*The records*:
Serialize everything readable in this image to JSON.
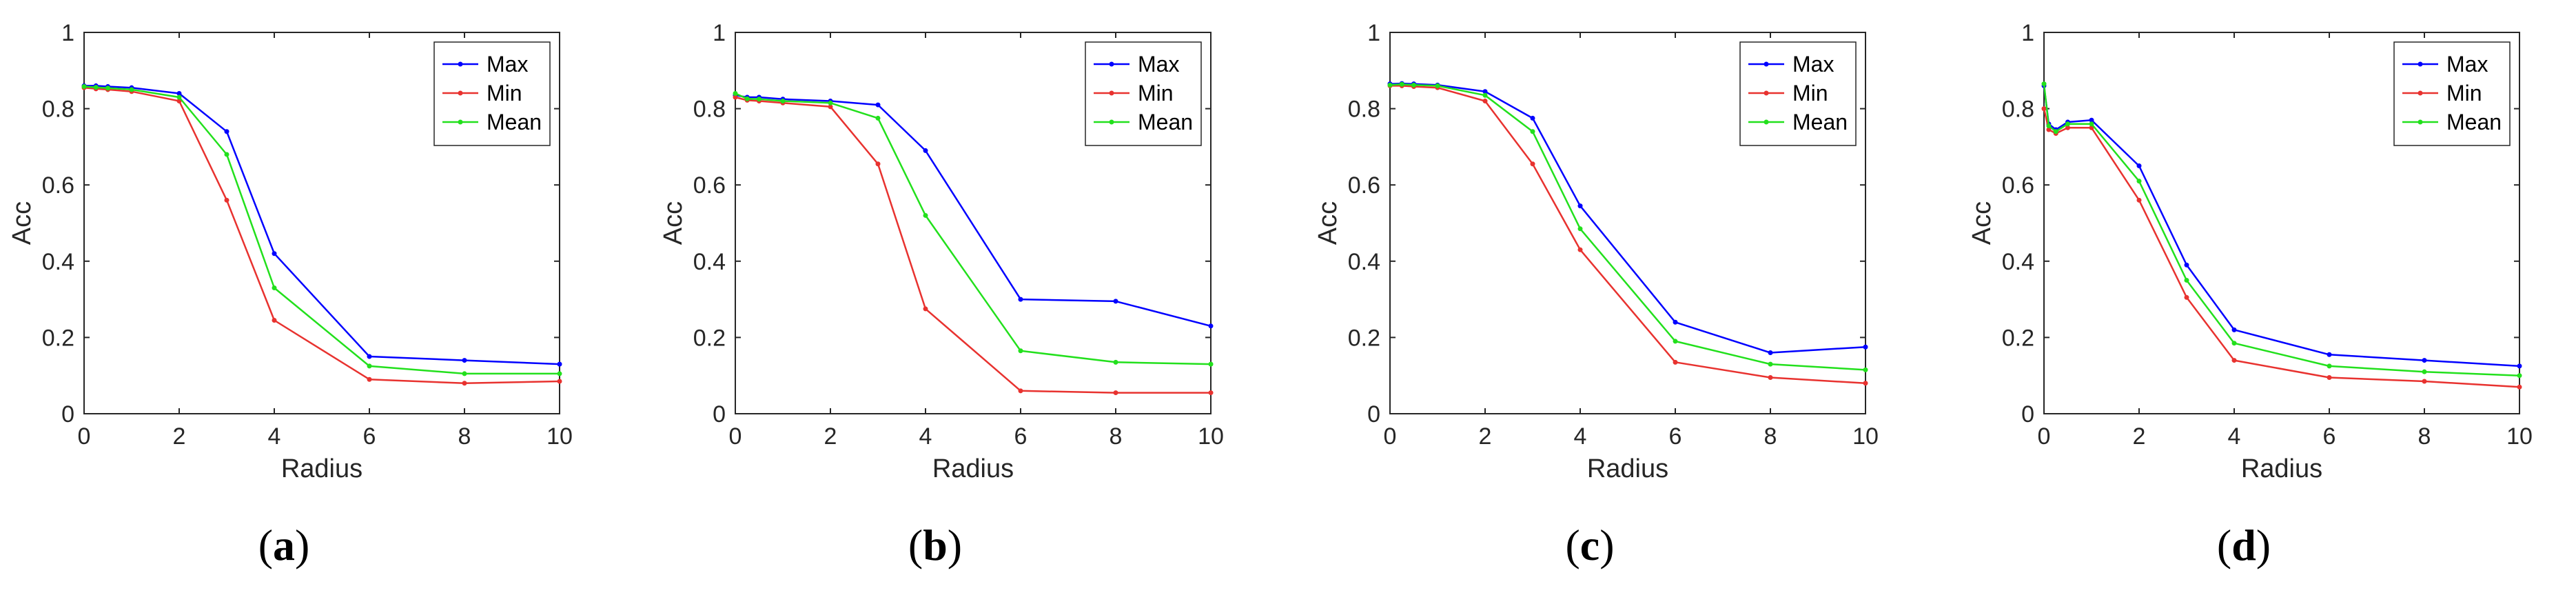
{
  "colors": {
    "Max": "#0000ff",
    "Min": "#e8322f",
    "Mean": "#22e01c",
    "axis": "#262626"
  },
  "chart_data": [
    {
      "type": "line",
      "panel_label": "a",
      "xlabel": "Radius",
      "ylabel": "Acc",
      "xlim": [
        0,
        10
      ],
      "ylim": [
        0,
        1
      ],
      "xticks": [
        "0",
        "2",
        "4",
        "6",
        "8",
        "10"
      ],
      "yticks": [
        "0",
        "0.2",
        "0.4",
        "0.6",
        "0.8",
        "1"
      ],
      "legend_position": "top-right",
      "grid": false,
      "series": [
        {
          "name": "Max",
          "x": [
            0,
            0.25,
            0.5,
            1,
            2,
            3,
            4,
            6,
            8,
            10
          ],
          "y": [
            0.86,
            0.86,
            0.858,
            0.855,
            0.84,
            0.74,
            0.42,
            0.15,
            0.14,
            0.13
          ]
        },
        {
          "name": "Min",
          "x": [
            0,
            0.25,
            0.5,
            1,
            2,
            3,
            4,
            6,
            8,
            10
          ],
          "y": [
            0.855,
            0.852,
            0.85,
            0.845,
            0.82,
            0.56,
            0.245,
            0.09,
            0.08,
            0.085
          ]
        },
        {
          "name": "Mean",
          "x": [
            0,
            0.25,
            0.5,
            1,
            2,
            3,
            4,
            6,
            8,
            10
          ],
          "y": [
            0.858,
            0.856,
            0.854,
            0.85,
            0.83,
            0.68,
            0.33,
            0.125,
            0.105,
            0.105
          ]
        }
      ]
    },
    {
      "type": "line",
      "panel_label": "b",
      "xlabel": "Radius",
      "ylabel": "Acc",
      "xlim": [
        0,
        10
      ],
      "ylim": [
        0,
        1
      ],
      "xticks": [
        "0",
        "2",
        "4",
        "6",
        "8",
        "10"
      ],
      "yticks": [
        "0",
        "0.2",
        "0.4",
        "0.6",
        "0.8",
        "1"
      ],
      "legend_position": "top-right",
      "grid": false,
      "series": [
        {
          "name": "Max",
          "x": [
            0,
            0.25,
            0.5,
            1,
            2,
            3,
            4,
            6,
            8,
            10
          ],
          "y": [
            0.835,
            0.83,
            0.83,
            0.825,
            0.82,
            0.81,
            0.69,
            0.3,
            0.295,
            0.23
          ]
        },
        {
          "name": "Min",
          "x": [
            0,
            0.25,
            0.5,
            1,
            2,
            3,
            4,
            6,
            8,
            10
          ],
          "y": [
            0.83,
            0.822,
            0.82,
            0.815,
            0.805,
            0.655,
            0.275,
            0.06,
            0.055,
            0.055
          ]
        },
        {
          "name": "Mean",
          "x": [
            0,
            0.25,
            0.5,
            1,
            2,
            3,
            4,
            6,
            8,
            10
          ],
          "y": [
            0.84,
            0.826,
            0.825,
            0.82,
            0.815,
            0.775,
            0.52,
            0.165,
            0.135,
            0.13
          ]
        }
      ]
    },
    {
      "type": "line",
      "panel_label": "c",
      "xlabel": "Radius",
      "ylabel": "Acc",
      "xlim": [
        0,
        10
      ],
      "ylim": [
        0,
        1
      ],
      "xticks": [
        "0",
        "2",
        "4",
        "6",
        "8",
        "10"
      ],
      "yticks": [
        "0",
        "0.2",
        "0.4",
        "0.6",
        "0.8",
        "1"
      ],
      "legend_position": "top-right",
      "grid": false,
      "series": [
        {
          "name": "Max",
          "x": [
            0,
            0.25,
            0.5,
            1,
            2,
            3,
            4,
            6,
            8,
            10
          ],
          "y": [
            0.865,
            0.866,
            0.865,
            0.862,
            0.845,
            0.775,
            0.545,
            0.24,
            0.16,
            0.175
          ]
        },
        {
          "name": "Min",
          "x": [
            0,
            0.25,
            0.5,
            1,
            2,
            3,
            4,
            6,
            8,
            10
          ],
          "y": [
            0.86,
            0.86,
            0.858,
            0.855,
            0.82,
            0.655,
            0.43,
            0.135,
            0.095,
            0.08
          ]
        },
        {
          "name": "Mean",
          "x": [
            0,
            0.25,
            0.5,
            1,
            2,
            3,
            4,
            6,
            8,
            10
          ],
          "y": [
            0.862,
            0.864,
            0.862,
            0.86,
            0.835,
            0.74,
            0.485,
            0.19,
            0.13,
            0.115
          ]
        }
      ]
    },
    {
      "type": "line",
      "panel_label": "d",
      "xlabel": "Radius",
      "ylabel": "Acc",
      "xlim": [
        0,
        10
      ],
      "ylim": [
        0,
        1
      ],
      "xticks": [
        "0",
        "2",
        "4",
        "6",
        "8",
        "10"
      ],
      "yticks": [
        "0",
        "0.2",
        "0.4",
        "0.6",
        "0.8",
        "1"
      ],
      "legend_position": "top-right",
      "grid": false,
      "series": [
        {
          "name": "Max",
          "x": [
            0,
            0.1,
            0.25,
            0.5,
            1,
            2,
            3,
            4,
            6,
            8,
            10
          ],
          "y": [
            0.86,
            0.76,
            0.745,
            0.765,
            0.77,
            0.65,
            0.39,
            0.22,
            0.155,
            0.14,
            0.125
          ]
        },
        {
          "name": "Min",
          "x": [
            0,
            0.1,
            0.25,
            0.5,
            1,
            2,
            3,
            4,
            6,
            8,
            10
          ],
          "y": [
            0.8,
            0.745,
            0.735,
            0.75,
            0.75,
            0.56,
            0.305,
            0.14,
            0.095,
            0.085,
            0.07
          ]
        },
        {
          "name": "Mean",
          "x": [
            0,
            0.1,
            0.25,
            0.5,
            1,
            2,
            3,
            4,
            6,
            8,
            10
          ],
          "y": [
            0.865,
            0.755,
            0.74,
            0.76,
            0.76,
            0.61,
            0.35,
            0.185,
            0.125,
            0.11,
            0.1
          ]
        }
      ]
    }
  ]
}
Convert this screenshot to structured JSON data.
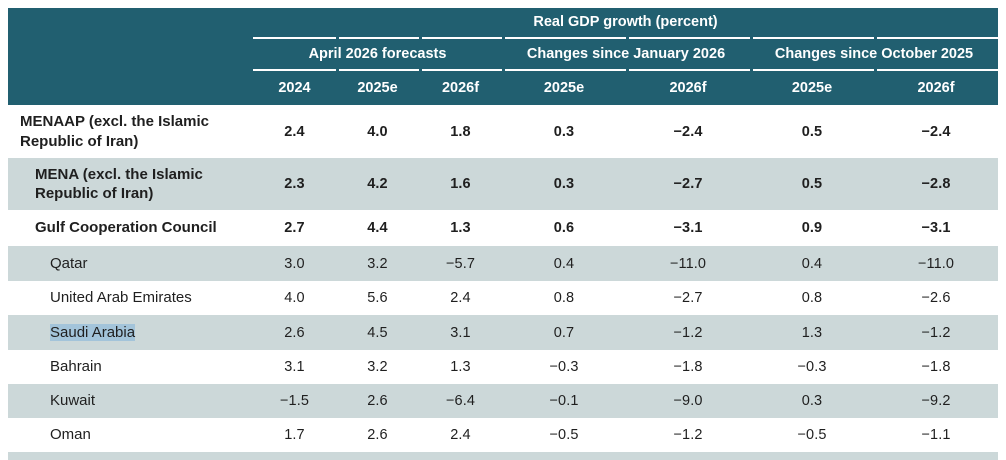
{
  "table": {
    "title": "Real GDP growth (percent)",
    "col_groups": [
      {
        "label": "April 2026 forecasts",
        "cols": [
          "2024",
          "2025e",
          "2026f"
        ]
      },
      {
        "label": "Changes since January 2026",
        "cols": [
          "2025e",
          "2026f"
        ]
      },
      {
        "label": "Changes since October 2025",
        "cols": [
          "2025e",
          "2026f"
        ]
      }
    ],
    "rows": [
      {
        "label": "MENAAP (excl. the Islamic Republic of Iran)",
        "bold": true,
        "indent": 0,
        "shaded": false,
        "highlighted": false,
        "values": [
          "2.4",
          "4.0",
          "1.8",
          "0.3",
          "−2.4",
          "0.5",
          "−2.4"
        ]
      },
      {
        "label": "MENA (excl. the Islamic Republic of Iran)",
        "bold": true,
        "indent": 1,
        "shaded": true,
        "highlighted": false,
        "values": [
          "2.3",
          "4.2",
          "1.6",
          "0.3",
          "−2.7",
          "0.5",
          "−2.8"
        ]
      },
      {
        "label": "Gulf Cooperation Council",
        "bold": true,
        "indent": 1,
        "shaded": false,
        "highlighted": false,
        "values": [
          "2.7",
          "4.4",
          "1.3",
          "0.6",
          "−3.1",
          "0.9",
          "−3.1"
        ]
      },
      {
        "label": "Qatar",
        "bold": false,
        "indent": 2,
        "shaded": true,
        "highlighted": false,
        "values": [
          "3.0",
          "3.2",
          "−5.7",
          "0.4",
          "−11.0",
          "0.4",
          "−11.0"
        ]
      },
      {
        "label": "United Arab Emirates",
        "bold": false,
        "indent": 2,
        "shaded": false,
        "highlighted": false,
        "values": [
          "4.0",
          "5.6",
          "2.4",
          "0.8",
          "−2.7",
          "0.8",
          "−2.6"
        ]
      },
      {
        "label": "Saudi Arabia",
        "bold": false,
        "indent": 2,
        "shaded": true,
        "highlighted": true,
        "values": [
          "2.6",
          "4.5",
          "3.1",
          "0.7",
          "−1.2",
          "1.3",
          "−1.2"
        ]
      },
      {
        "label": "Bahrain",
        "bold": false,
        "indent": 2,
        "shaded": false,
        "highlighted": false,
        "values": [
          "3.1",
          "3.2",
          "1.3",
          "−0.3",
          "−1.8",
          "−0.3",
          "−1.8"
        ]
      },
      {
        "label": "Kuwait",
        "bold": false,
        "indent": 2,
        "shaded": true,
        "highlighted": false,
        "values": [
          "−1.5",
          "2.6",
          "−6.4",
          "−0.1",
          "−9.0",
          "0.3",
          "−9.2"
        ]
      },
      {
        "label": "Oman",
        "bold": false,
        "indent": 2,
        "shaded": false,
        "highlighted": false,
        "values": [
          "1.7",
          "2.6",
          "2.4",
          "−0.5",
          "−1.2",
          "−0.5",
          "−1.1"
        ]
      }
    ],
    "colors": {
      "header_bg": "#215f70",
      "shaded_row_bg": "#ccd8d9",
      "selection_highlight": "#a3c4da",
      "header_text": "#ffffff",
      "body_text": "#1f1f1f"
    }
  }
}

*Description of the task*: Out of the records, collect only those lines that contain the string "Republic".

*Reply to the exercise*:
        "label": "MENAAP (excl. the Islamic Republic of Iran)",
        "label": "MENA (excl. the Islamic Republic of Iran)",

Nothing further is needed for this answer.